(RECORDED DATA)
.....

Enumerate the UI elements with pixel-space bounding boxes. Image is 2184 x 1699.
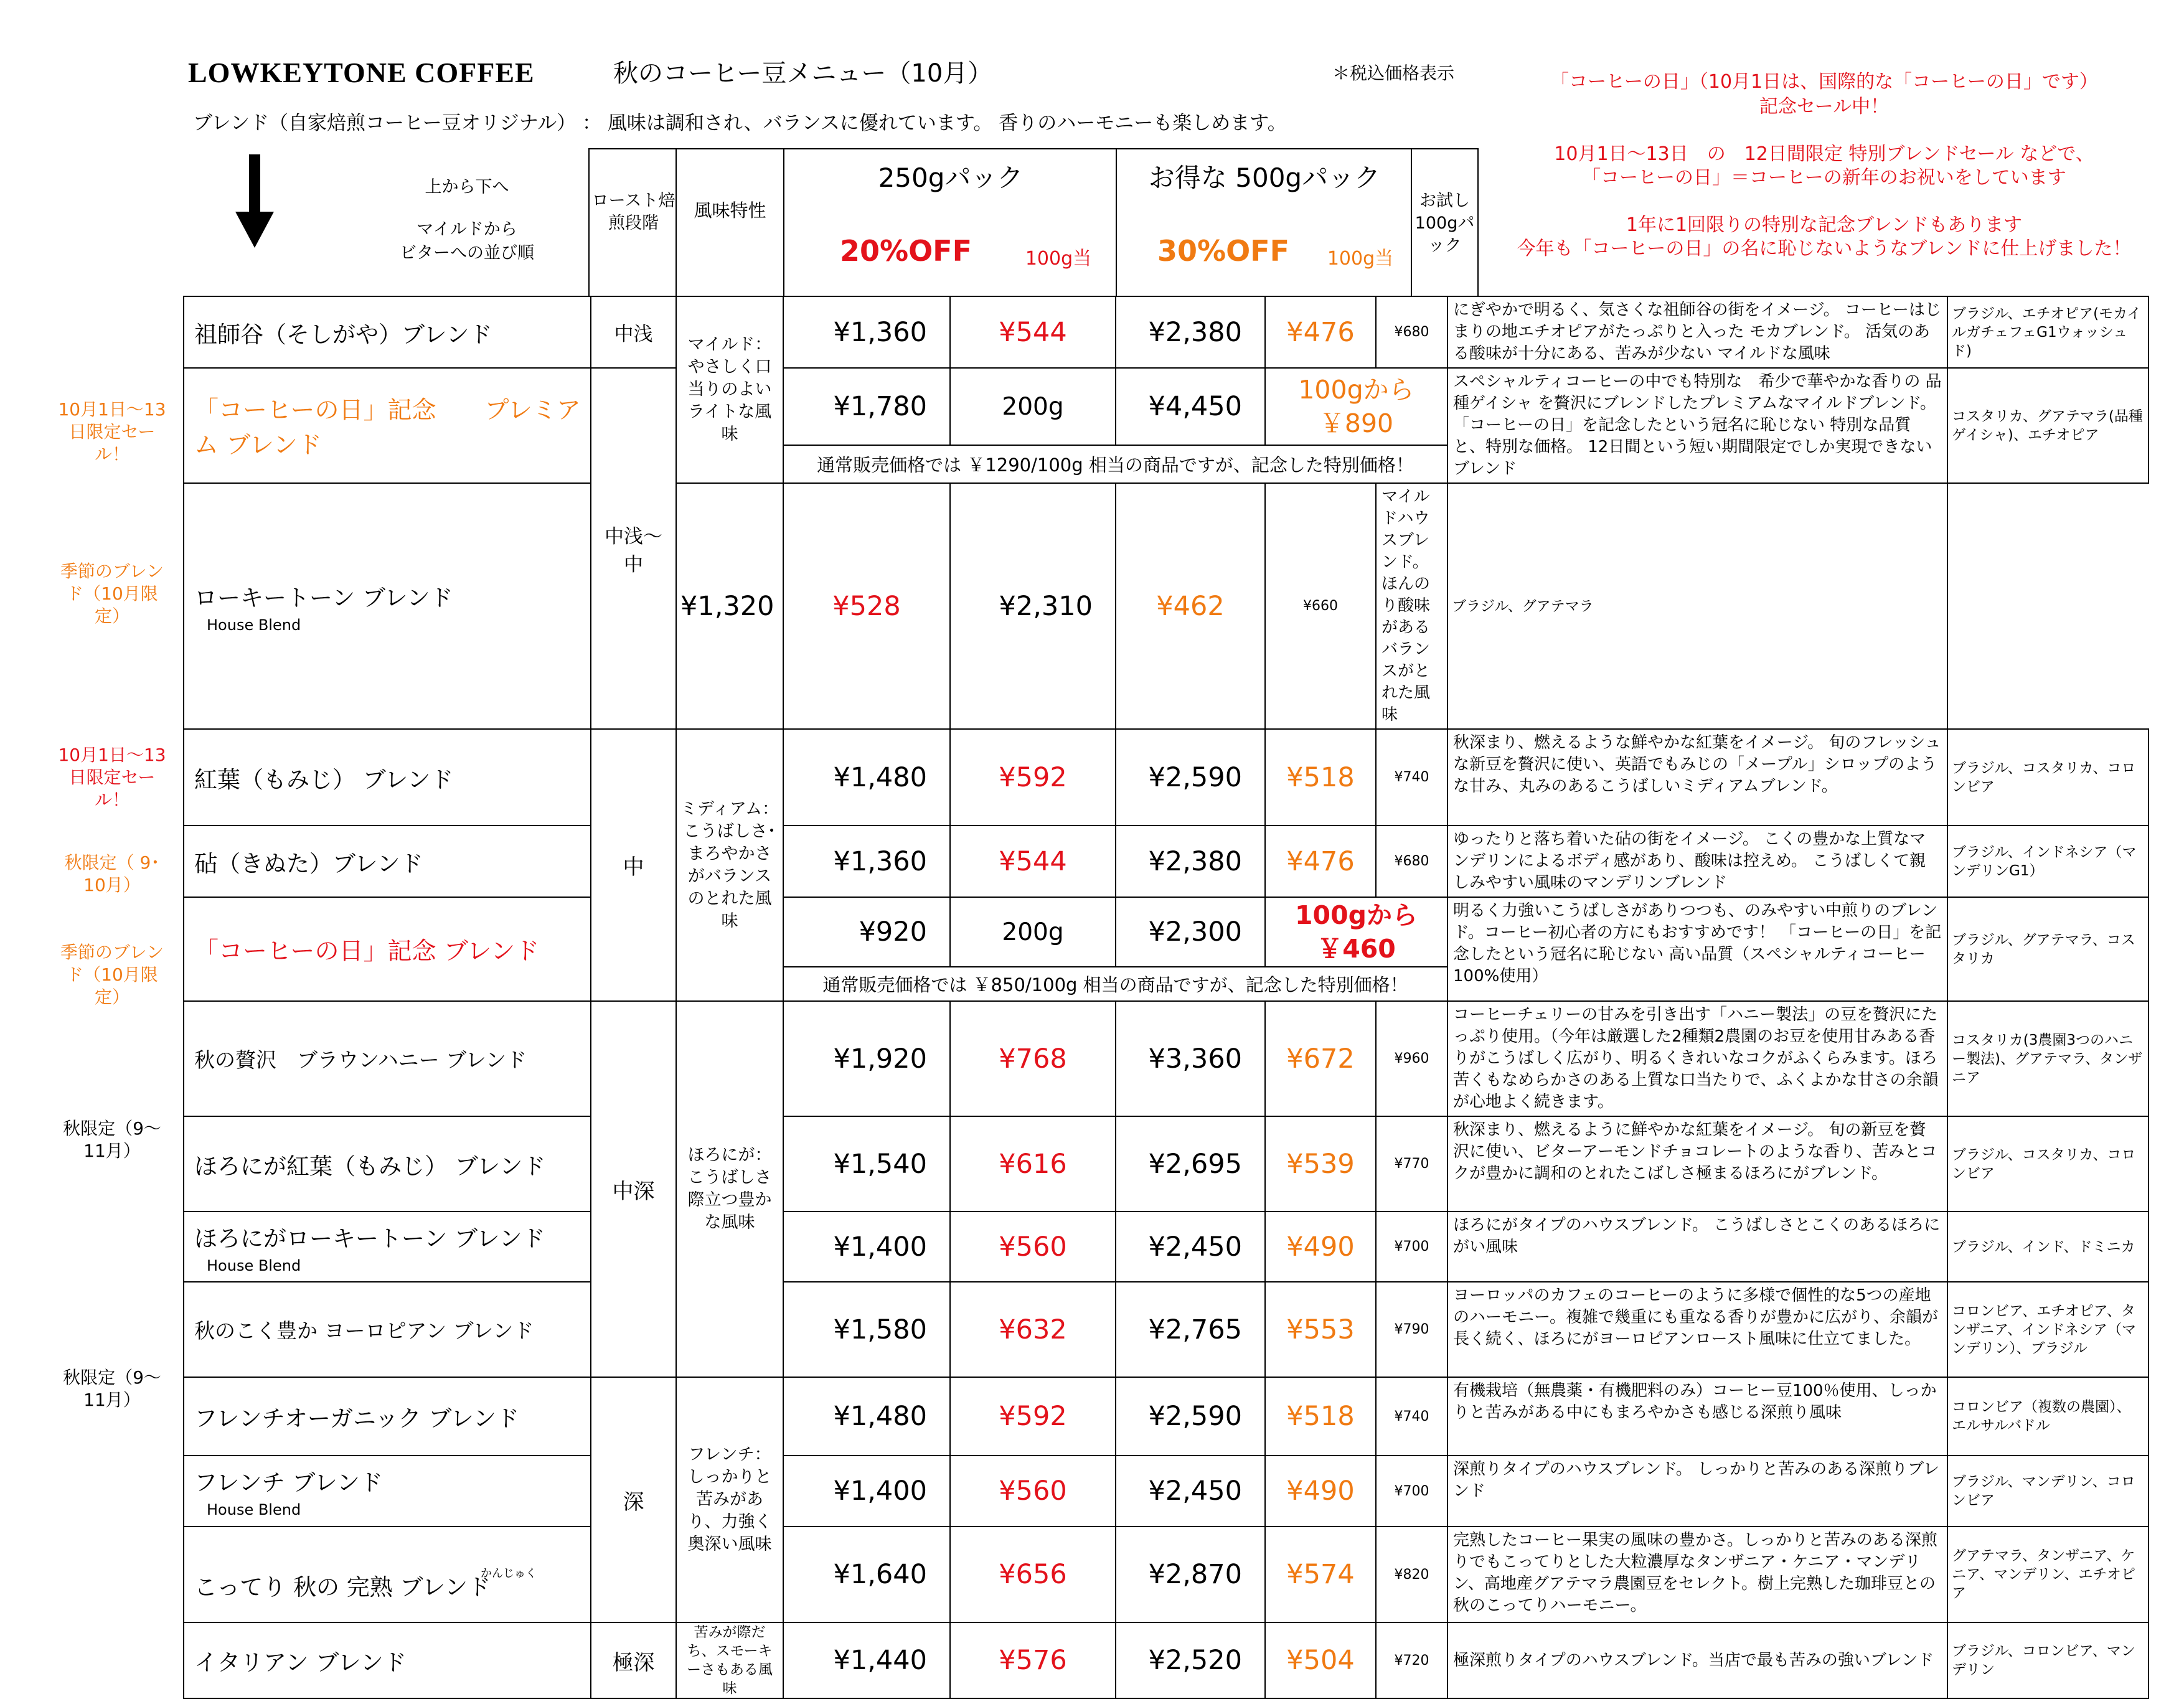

.....

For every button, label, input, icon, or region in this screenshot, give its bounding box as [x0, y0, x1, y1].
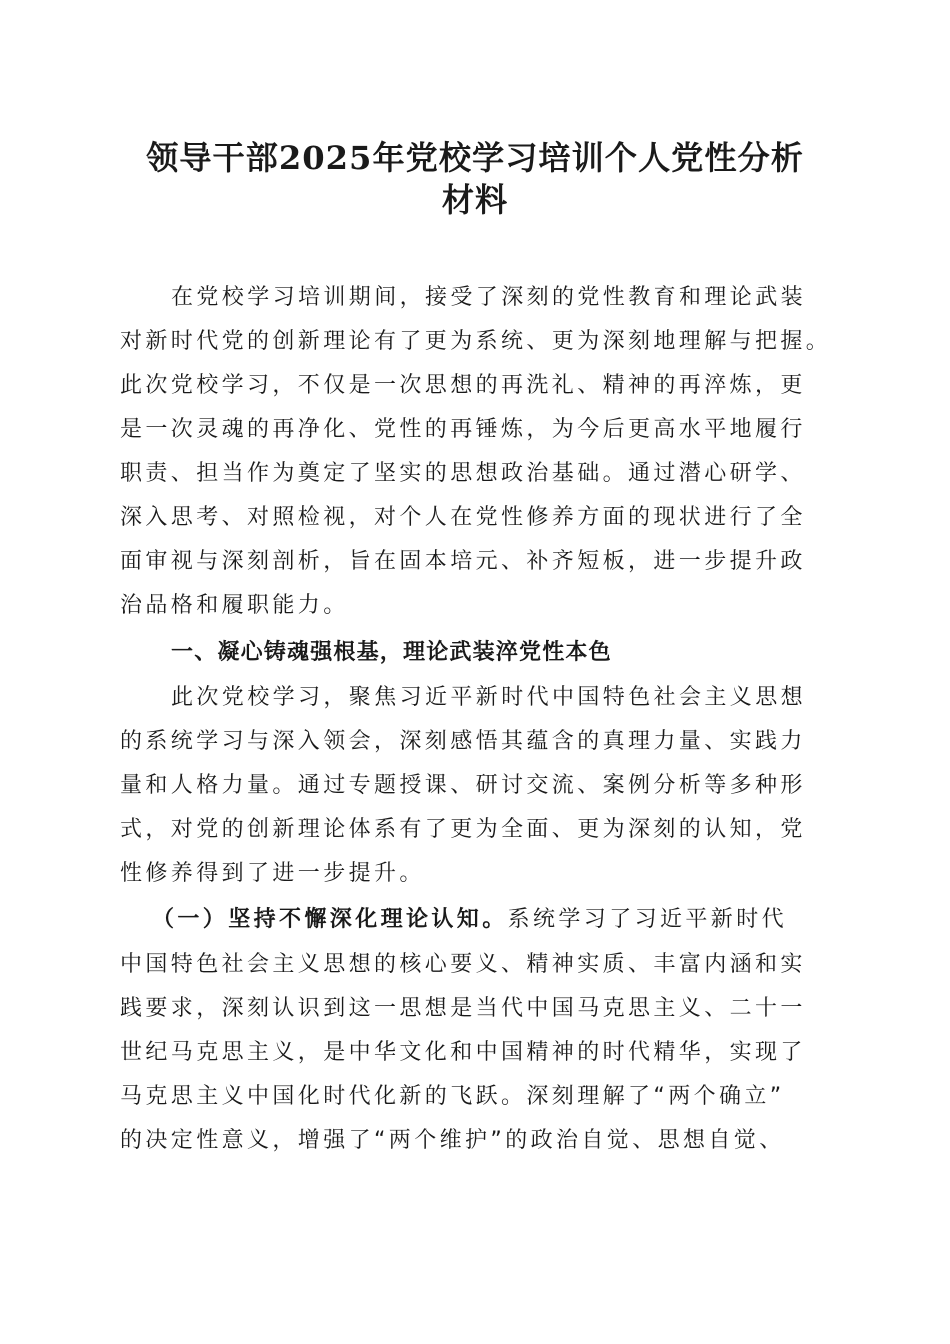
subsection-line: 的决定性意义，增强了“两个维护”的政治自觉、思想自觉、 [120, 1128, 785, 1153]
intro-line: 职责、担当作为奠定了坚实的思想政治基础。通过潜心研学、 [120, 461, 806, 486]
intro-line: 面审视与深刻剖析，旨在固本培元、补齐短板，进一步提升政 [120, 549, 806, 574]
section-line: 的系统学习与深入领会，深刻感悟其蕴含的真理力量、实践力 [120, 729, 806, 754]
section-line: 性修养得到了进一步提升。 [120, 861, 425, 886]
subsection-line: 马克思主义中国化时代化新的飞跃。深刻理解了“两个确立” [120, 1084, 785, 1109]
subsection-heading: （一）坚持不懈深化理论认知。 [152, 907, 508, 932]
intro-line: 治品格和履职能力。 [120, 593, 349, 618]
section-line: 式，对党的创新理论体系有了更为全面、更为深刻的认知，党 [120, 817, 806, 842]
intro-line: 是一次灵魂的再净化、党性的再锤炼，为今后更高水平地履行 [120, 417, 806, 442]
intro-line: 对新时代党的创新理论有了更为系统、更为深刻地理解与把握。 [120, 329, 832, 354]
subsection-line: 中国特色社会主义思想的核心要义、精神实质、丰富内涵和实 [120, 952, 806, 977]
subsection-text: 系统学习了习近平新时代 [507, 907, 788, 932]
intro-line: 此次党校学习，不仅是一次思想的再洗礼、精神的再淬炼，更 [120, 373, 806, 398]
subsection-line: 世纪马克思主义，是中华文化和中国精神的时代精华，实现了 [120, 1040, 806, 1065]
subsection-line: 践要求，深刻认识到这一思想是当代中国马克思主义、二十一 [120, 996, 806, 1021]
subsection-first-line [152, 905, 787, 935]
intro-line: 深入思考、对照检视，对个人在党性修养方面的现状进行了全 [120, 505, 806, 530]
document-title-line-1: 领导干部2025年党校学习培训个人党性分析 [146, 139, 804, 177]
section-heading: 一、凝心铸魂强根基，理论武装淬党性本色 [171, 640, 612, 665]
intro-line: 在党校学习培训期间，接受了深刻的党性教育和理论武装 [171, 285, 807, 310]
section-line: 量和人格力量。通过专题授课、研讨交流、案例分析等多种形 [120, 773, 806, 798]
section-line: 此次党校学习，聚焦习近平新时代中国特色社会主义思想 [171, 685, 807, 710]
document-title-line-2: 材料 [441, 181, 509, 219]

.....

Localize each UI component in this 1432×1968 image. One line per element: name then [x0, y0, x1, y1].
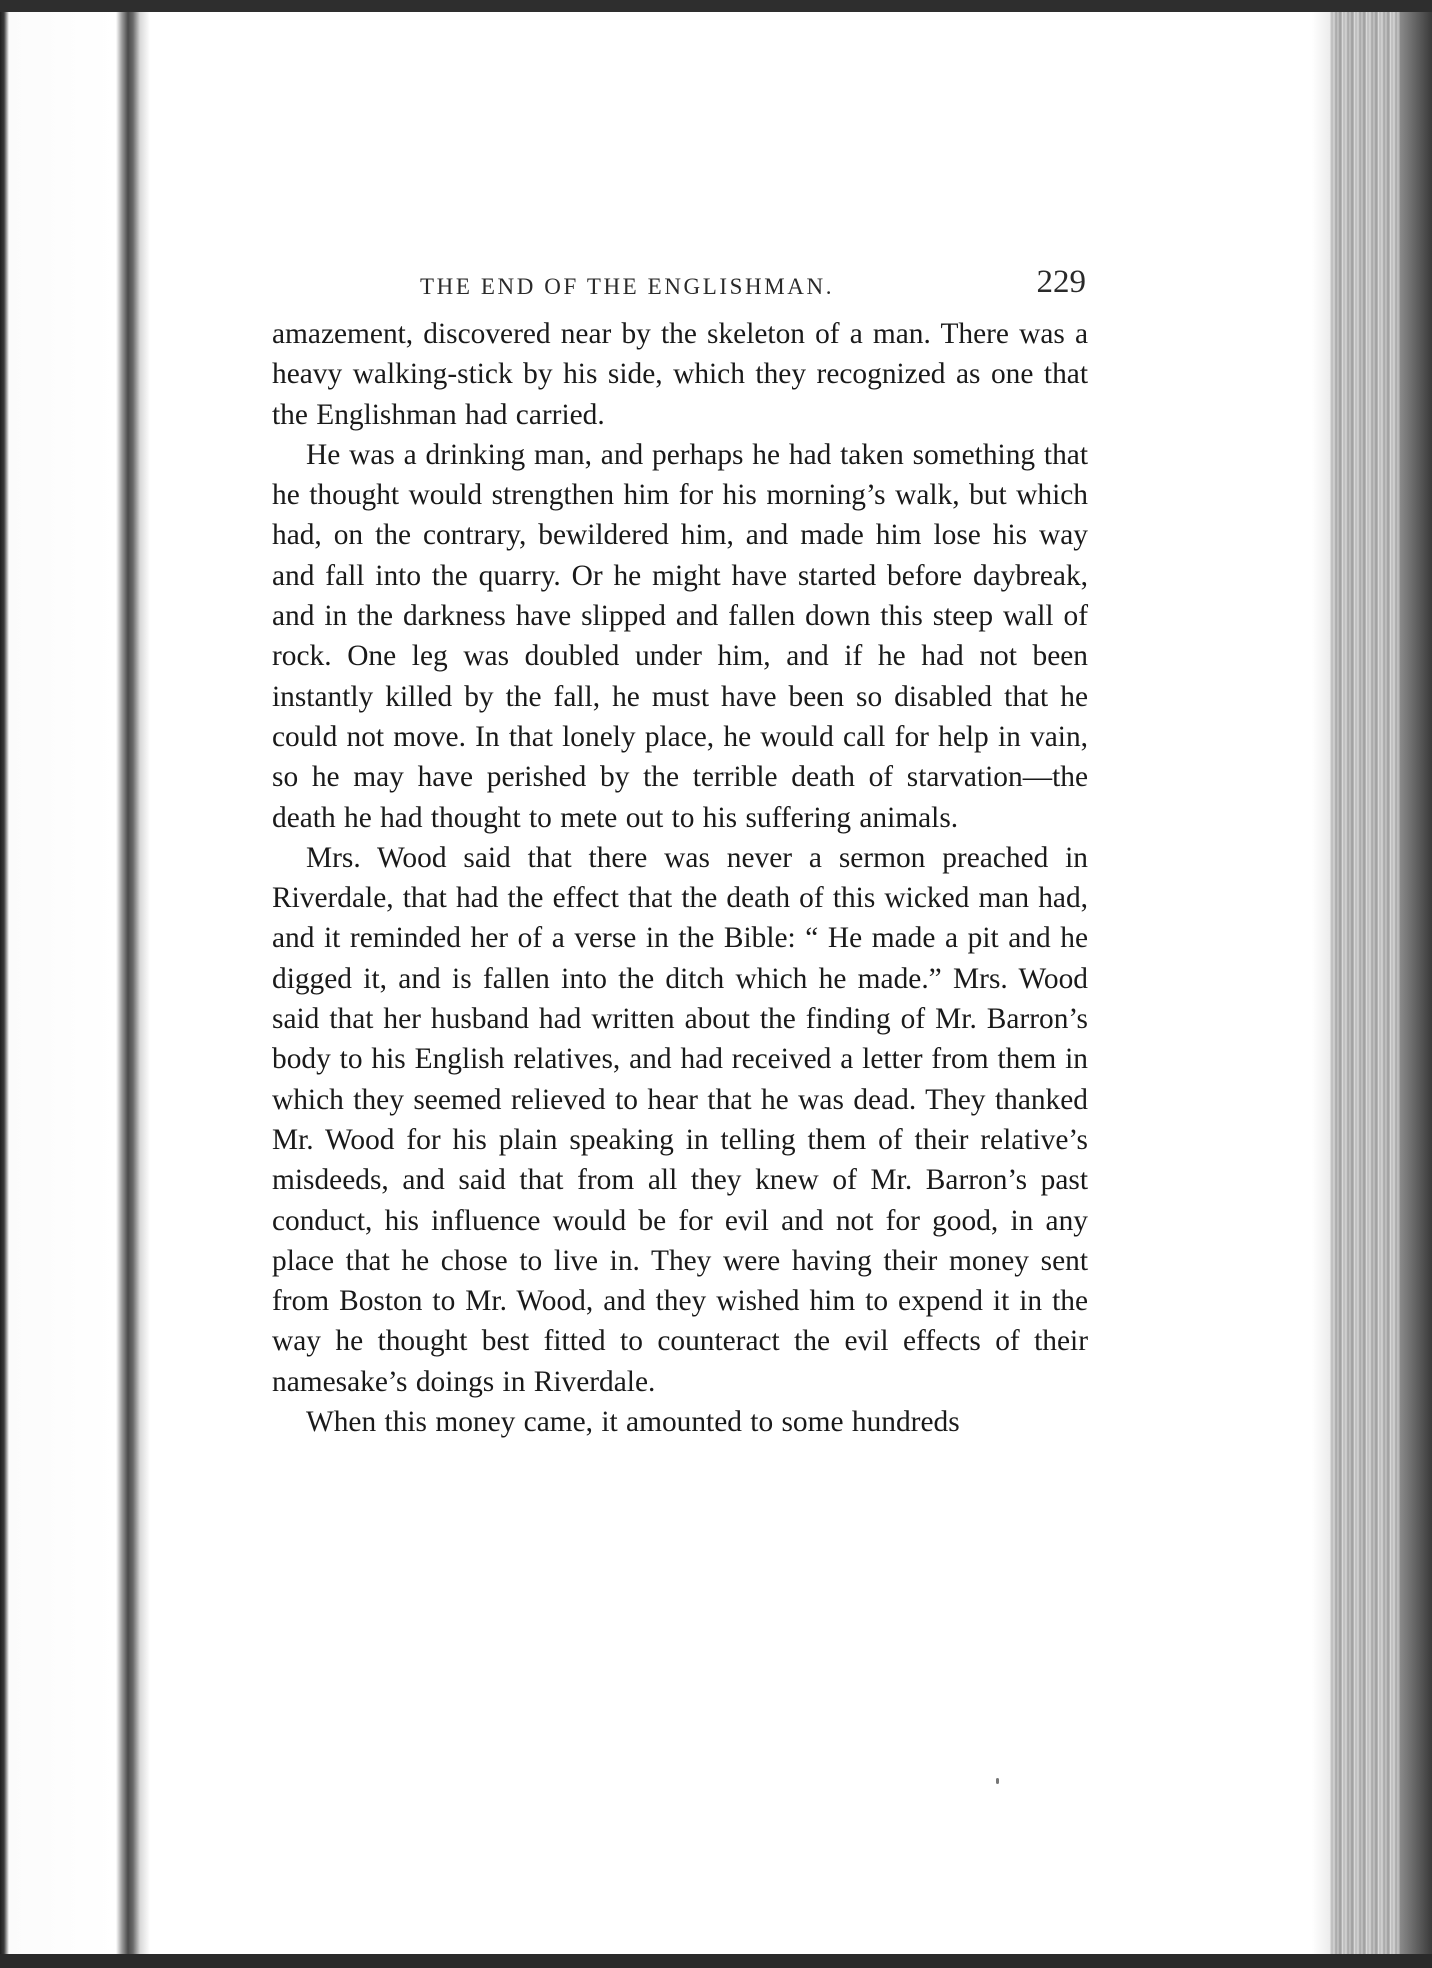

.....

(GOAL OF THE EXERCISE) Copy out word for word the part of the material that opens with the line containing "For every button, label, input, icon, or" and closes with the line containing "intro-line: 职责、担当作为奠定了坚实的思想政治基础。通过潜心研学、 [120, 461, 806, 486]", keeping both of those lines, and leave the pictures out of your answer.

(RESULT OF THE TASK)
For every button, label, input, icon, or region in this screenshot, give its bounding box as [x0, y0, x1, y1].
subsection-line: 的决定性意义，增强了“两个维护”的政治自觉、思想自觉、 [120, 1128, 785, 1153]
intro-line: 职责、担当作为奠定了坚实的思想政治基础。通过潜心研学、 [120, 461, 806, 486]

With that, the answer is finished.